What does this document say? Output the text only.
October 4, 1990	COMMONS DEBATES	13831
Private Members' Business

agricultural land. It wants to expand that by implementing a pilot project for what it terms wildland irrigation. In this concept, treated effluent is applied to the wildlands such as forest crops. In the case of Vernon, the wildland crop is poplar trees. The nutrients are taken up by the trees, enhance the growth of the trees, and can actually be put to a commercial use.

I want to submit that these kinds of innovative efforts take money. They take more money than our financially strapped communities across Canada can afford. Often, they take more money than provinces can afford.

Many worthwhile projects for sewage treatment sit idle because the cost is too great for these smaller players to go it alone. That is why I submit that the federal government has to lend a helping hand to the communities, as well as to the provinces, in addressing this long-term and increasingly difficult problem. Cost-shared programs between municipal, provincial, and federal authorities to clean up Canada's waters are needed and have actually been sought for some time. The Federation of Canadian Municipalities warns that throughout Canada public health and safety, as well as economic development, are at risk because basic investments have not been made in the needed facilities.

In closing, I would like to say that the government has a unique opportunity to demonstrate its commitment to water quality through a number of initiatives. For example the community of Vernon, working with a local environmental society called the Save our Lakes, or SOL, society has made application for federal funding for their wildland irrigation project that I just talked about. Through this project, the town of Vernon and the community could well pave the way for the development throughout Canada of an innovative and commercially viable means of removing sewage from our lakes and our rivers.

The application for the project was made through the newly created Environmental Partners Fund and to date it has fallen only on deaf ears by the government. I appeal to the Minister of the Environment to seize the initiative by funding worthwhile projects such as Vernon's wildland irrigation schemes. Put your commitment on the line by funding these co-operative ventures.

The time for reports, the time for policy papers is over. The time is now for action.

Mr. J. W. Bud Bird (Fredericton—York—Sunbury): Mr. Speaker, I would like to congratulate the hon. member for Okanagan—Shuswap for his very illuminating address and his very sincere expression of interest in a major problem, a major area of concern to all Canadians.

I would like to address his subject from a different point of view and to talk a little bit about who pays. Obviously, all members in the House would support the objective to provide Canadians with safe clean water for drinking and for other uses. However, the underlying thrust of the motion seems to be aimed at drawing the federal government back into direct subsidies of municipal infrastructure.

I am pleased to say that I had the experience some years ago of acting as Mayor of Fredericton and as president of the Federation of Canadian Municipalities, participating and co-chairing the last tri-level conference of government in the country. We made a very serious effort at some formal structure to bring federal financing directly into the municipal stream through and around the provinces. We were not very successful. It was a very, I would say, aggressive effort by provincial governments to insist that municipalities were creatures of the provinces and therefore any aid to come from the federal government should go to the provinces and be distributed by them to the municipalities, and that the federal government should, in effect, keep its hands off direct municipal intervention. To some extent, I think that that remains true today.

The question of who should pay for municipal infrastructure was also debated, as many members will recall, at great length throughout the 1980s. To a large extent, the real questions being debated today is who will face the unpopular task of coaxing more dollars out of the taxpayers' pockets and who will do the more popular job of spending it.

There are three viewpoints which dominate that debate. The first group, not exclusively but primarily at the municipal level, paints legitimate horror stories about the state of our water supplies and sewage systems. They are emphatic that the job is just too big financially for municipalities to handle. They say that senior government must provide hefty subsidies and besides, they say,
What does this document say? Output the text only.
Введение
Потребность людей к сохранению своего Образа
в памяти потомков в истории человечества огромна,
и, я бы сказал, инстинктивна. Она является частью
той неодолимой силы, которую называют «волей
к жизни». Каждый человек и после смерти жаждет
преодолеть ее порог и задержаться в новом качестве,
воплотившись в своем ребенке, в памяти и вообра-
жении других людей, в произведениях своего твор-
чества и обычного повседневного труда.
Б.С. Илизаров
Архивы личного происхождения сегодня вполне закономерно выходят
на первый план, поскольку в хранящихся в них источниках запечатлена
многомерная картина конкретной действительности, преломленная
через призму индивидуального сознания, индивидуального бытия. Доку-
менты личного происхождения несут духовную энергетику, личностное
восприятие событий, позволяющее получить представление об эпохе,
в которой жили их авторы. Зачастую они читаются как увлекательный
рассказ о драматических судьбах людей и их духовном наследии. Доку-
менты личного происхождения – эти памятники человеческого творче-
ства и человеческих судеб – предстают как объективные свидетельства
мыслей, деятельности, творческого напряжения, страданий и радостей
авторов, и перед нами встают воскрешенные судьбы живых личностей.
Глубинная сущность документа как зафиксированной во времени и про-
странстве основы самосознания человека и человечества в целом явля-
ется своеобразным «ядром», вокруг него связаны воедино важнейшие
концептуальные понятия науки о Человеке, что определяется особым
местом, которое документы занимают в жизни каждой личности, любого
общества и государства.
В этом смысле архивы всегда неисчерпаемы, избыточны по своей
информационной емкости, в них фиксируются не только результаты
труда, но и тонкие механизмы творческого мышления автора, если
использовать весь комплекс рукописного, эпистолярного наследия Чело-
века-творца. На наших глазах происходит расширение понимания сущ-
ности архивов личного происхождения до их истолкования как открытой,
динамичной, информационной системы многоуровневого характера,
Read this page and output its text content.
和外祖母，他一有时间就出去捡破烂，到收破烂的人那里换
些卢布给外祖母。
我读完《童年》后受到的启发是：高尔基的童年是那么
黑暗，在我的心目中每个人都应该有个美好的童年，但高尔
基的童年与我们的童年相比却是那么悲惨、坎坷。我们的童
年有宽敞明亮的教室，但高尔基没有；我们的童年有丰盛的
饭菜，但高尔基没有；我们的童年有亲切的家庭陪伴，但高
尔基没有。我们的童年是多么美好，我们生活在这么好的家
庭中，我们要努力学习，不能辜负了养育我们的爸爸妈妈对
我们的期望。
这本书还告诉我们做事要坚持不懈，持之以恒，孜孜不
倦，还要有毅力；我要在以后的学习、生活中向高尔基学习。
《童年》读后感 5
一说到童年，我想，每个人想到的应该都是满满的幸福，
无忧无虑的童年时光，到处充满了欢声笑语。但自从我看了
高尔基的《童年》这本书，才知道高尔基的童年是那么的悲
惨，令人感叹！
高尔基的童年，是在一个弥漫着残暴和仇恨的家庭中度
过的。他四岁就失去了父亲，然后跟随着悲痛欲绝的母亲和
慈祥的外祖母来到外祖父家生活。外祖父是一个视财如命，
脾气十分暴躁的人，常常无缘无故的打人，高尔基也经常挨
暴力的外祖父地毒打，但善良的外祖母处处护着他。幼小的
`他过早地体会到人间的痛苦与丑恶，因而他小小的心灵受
####################
* Required task *
Print the records above in full, exactly.

* Result of this exercise *
What does this document say? Output the text only.
October 4, 1990	COMMONS DEBATES	13831
Private Members' Business

agricultural land. It wants to expand that by implementing a pilot project for what it terms wildland irrigation. In this concept, treated effluent is applied to the wildlands such as forest crops. In the case of Vernon, the wildland crop is poplar trees. The nutrients are taken up by the trees, enhance the growth of the trees, and can actually be put to a commercial use.

I want to submit that these kinds of innovative efforts take money. They take more money than our financially strapped communities across Canada can afford. Often, they take more money than provinces can afford.

Many worthwhile projects for sewage treatment sit idle because the cost is too great for these smaller players to go it alone. That is why I submit that the federal government has to lend a helping hand to the communities, as well as to the provinces, in addressing this long-term and increasingly difficult problem. Cost-shared programs between municipal, provincial, and federal authorities to clean up Canada's waters are needed and have actually been sought for some time. The Federation of Canadian Municipalities warns that throughout Canada public health and safety, as well as economic development, are at risk because basic investments have not been made in the needed facilities.

In closing, I would like to say that the government has a unique opportunity to demonstrate its commitment to water quality through a number of initiatives. For example the community of Vernon, working with a local environmental society called the Save our Lakes, or SOL, society has made application for federal funding for their wildland irrigation project that I just talked about. Through this project, the town of Vernon and the community could well pave the way for the development throughout Canada of an innovative and commercially viable means of removing sewage from our lakes and our rivers.

The application for the project was made through the newly created Environmental Partners Fund and to date it has fallen only on deaf ears by the government. I appeal to the Minister of the Environment to seize the initiative by funding worthwhile projects such as Vernon's wildland irrigation schemes. Put your commitment on the line by funding these co-operative ventures.

The time for reports, the time for policy papers is over. The time is now for action.

Mr. J. W. Bud Bird (Fredericton—York—Sunbury): Mr. Speaker, I would like to congratulate the hon. member for Okanagan—Shuswap for his very illuminating address and his very sincere expression of interest in a major problem, a major area of concern to all Canadians.

I would like to address his subject from a different point of view and to talk a little bit about who pays. Obviously, all members in the House would support the objective to provide Canadians with safe clean water for drinking and for other uses. However, the underlying thrust of the motion seems to be aimed at drawing the federal government back into direct subsidies of municipal infrastructure.

I am pleased to say that I had the experience some years ago of acting as Mayor of Fredericton and as president of the Federation of Canadian Municipalities, participating and co-chairing the last tri-level conference of government in the country. We made a very serious effort at some formal structure to bring federal financing directly into the municipal stream through and around the provinces. We were not very successful. It was a very, I would say, aggressive effort by provincial governments to insist that municipalities were creatures of the provinces and therefore any aid to come from the federal government should go to the provinces and be distributed by them to the municipalities, and that the federal government should, in effect, keep its hands off direct municipal intervention. To some extent, I think that that remains true today.

The question of who should pay for municipal infrastructure was also debated, as many members will recall, at great length throughout the 1980s. To a large extent, the real questions being debated today is who will face the unpopular task of coaxing more dollars out of the taxpayers' pockets and who will do the more popular job of spending it.

There are three viewpoints which dominate that debate. The first group, not exclusively but primarily at the municipal level, paints legitimate horror stories about the state of our water supplies and sewage systems. They are emphatic that the job is just too big financially for municipalities to handle. They say that senior government must provide hefty subsidies and besides, they say,
What does this document say? Output the text only.
Введение
Потребность людей к сохранению своего Образа
в памяти потомков в истории человечества огромна,
и, я бы сказал, инстинктивна. Она является частью
той неодолимой силы, которую называют «волей
к жизни». Каждый человек и после смерти жаждет
преодолеть ее порог и задержаться в новом качестве,
воплотившись в своем ребенке, в памяти и вообра-
жении других людей, в произведениях своего твор-
чества и обычного повседневного труда.
Б.С. Илизаров
Архивы личного происхождения сегодня вполне закономерно выходят
на первый план, поскольку в хранящихся в них источниках запечатлена
многомерная картина конкретной действительности, преломленная
через призму индивидуального сознания, индивидуального бытия. Доку-
менты личного происхождения несут духовную энергетику, личностное
восприятие событий, позволяющее получить представление об эпохе,
в которой жили их авторы. Зачастую они читаются как увлекательный
рассказ о драматических судьбах людей и их духовном наследии. Доку-
менты личного происхождения – эти памятники человеческого творче-
ства и человеческих судеб – предстают как объективные свидетельства
мыслей, деятельности, творческого напряжения, страданий и радостей
авторов, и перед нами встают воскрешенные судьбы живых личностей.
Глубинная сущность документа как зафиксированной во времени и про-
странстве основы самосознания человека и человечества в целом явля-
ется своеобразным «ядром», вокруг него связаны воедино важнейшие
концептуальные понятия науки о Человеке, что определяется особым
местом, которое документы занимают в жизни каждой личности, любого
общества и государства.
В этом смысле архивы всегда неисчерпаемы, избыточны по своей
информационной емкости, в них фиксируются не только результаты
труда, но и тонкие механизмы творческого мышления автора, если
использовать весь комплекс рукописного, эпистолярного наследия Чело-
века-творца. На наших глазах происходит расширение понимания сущ-
ности архивов личного происхождения до их истолкования как открытой,
динамичной, информационной системы многоуровневого характера,
Read this page and output its text content.
和外祖母，他一有时间就出去捡破烂，到收破烂的人那里换
些卢布给外祖母。
我读完《童年》后受到的启发是：高尔基的童年是那么
黑暗，在我的心目中每个人都应该有个美好的童年，但高尔
基的童年与我们的童年相比却是那么悲惨、坎坷。我们的童
年有宽敞明亮的教室，但高尔基没有；我们的童年有丰盛的
饭菜，但高尔基没有；我们的童年有亲切的家庭陪伴，但高
尔基没有。我们的童年是多么美好，我们生活在这么好的家
庭中，我们要努力学习，不能辜负了养育我们的爸爸妈妈对
我们的期望。
这本书还告诉我们做事要坚持不懈，持之以恒，孜孜不
倦，还要有毅力；我要在以后的学习、生活中向高尔基学习。
《童年》读后感 5
一说到童年，我想，每个人想到的应该都是满满的幸福，
无忧无虑的童年时光，到处充满了欢声笑语。但自从我看了
高尔基的《童年》这本书，才知道高尔基的童年是那么的悲
惨，令人感叹！
高尔基的童年，是在一个弥漫着残暴和仇恨的家庭中度
过的。他四岁就失去了父亲，然后跟随着悲痛欲绝的母亲和
慈祥的外祖母来到外祖父家生活。外祖父是一个视财如命，
脾气十分暴躁的人，常常无缘无故的打人，高尔基也经常挨
暴力的外祖父地毒打，但善良的外祖母处处护着他。幼小的
`他过早地体会到人间的痛苦与丑恶，因而他小小的心灵受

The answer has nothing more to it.